The article below covers a Senate bill on Ohio's business income tax deduction. List every type of pass-through business that the article names as an example.

Top of Source text

The Columbus Dispatch

Senate tries to equalize deduction

- By Jim Siegel jsiegel@dispatch.com @phrontpage

More businesses would qualify for the state’s business income tax deduction under a bill that passed the Senate Wednesday.

Ohio pass-through business owners, including sole proprietor­ships, partnershi­ps and LLCs, where profits are passed to owners as income, do not pay income tax on the first $250,000 of income.

But groups including the National Federation of Independen­t Business/Ohio and the Ohio Society of CPAs say it’s not fair that the Ohio Department of Taxation says businesses contractin­g with profession­al employer organizati­ons for payroll and human resources cannot fully qualify for the deduction.

The Senate looked to fix that, voting 30-2 for Senate Bill 186, which ensures that payments made by a profession­al employer organizati­on on behalf of a company also qualify for the tax break. The bill now goes to the House, which has been holding hearings on a similar bill.

Bottom of Source text
Top of Source data

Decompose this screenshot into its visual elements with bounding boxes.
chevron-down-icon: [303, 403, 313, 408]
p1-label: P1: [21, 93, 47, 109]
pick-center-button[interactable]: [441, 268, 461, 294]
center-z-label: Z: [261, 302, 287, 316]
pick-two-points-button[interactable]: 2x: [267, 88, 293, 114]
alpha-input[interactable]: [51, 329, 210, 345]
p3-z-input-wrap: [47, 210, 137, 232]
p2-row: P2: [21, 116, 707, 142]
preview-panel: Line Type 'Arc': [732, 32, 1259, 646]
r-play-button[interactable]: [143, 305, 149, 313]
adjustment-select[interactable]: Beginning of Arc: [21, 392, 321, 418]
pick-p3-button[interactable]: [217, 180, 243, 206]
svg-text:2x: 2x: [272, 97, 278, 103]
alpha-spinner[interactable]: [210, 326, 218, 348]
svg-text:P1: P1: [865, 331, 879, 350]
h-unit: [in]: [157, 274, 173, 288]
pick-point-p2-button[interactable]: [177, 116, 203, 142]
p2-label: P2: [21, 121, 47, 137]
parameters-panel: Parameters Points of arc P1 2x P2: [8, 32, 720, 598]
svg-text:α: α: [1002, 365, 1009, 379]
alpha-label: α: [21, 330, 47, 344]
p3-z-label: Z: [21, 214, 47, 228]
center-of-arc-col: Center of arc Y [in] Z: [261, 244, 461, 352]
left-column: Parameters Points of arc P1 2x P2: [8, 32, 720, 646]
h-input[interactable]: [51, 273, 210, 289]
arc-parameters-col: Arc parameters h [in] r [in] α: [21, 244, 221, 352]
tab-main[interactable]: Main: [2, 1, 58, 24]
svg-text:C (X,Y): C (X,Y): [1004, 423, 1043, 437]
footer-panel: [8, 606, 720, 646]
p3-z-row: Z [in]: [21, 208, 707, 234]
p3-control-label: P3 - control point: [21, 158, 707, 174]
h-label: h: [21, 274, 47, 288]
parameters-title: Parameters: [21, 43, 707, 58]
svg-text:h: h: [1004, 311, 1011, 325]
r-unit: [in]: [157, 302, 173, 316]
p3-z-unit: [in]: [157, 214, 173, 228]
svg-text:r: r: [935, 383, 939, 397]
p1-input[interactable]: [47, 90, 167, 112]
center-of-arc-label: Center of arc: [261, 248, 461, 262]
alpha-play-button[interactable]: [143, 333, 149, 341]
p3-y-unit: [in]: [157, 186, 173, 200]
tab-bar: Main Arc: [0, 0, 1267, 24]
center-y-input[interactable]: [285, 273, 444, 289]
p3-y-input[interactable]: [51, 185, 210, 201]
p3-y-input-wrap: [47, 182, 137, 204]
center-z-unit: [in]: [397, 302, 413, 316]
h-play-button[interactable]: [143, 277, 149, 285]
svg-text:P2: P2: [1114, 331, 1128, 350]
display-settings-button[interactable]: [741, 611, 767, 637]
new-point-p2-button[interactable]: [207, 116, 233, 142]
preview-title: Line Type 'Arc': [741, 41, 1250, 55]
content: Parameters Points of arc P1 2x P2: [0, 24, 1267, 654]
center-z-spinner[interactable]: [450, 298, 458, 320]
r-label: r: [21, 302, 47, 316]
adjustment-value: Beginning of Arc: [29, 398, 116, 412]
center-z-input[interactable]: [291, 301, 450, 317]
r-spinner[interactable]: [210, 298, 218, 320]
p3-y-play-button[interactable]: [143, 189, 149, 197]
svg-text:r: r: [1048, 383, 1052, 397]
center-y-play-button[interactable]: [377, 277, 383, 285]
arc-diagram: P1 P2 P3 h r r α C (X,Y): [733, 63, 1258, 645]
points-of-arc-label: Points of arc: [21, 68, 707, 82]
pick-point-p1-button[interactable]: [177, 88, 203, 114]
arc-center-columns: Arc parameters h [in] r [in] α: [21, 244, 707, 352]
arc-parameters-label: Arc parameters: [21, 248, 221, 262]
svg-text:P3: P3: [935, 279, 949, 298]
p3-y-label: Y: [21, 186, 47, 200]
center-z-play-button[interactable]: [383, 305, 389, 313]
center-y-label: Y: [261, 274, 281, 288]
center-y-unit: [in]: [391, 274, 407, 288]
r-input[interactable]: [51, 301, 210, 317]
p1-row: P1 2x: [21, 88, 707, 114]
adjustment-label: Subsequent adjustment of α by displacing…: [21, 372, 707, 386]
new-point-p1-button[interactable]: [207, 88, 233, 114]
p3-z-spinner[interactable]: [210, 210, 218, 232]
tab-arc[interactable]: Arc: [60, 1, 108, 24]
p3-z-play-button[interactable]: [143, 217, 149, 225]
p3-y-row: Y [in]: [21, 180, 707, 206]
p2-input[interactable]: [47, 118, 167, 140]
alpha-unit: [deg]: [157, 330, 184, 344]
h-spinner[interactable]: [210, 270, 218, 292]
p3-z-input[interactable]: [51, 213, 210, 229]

Bottom of Source data

**Finished task:**
The article names sole proprietorships, partnerships and LLCs.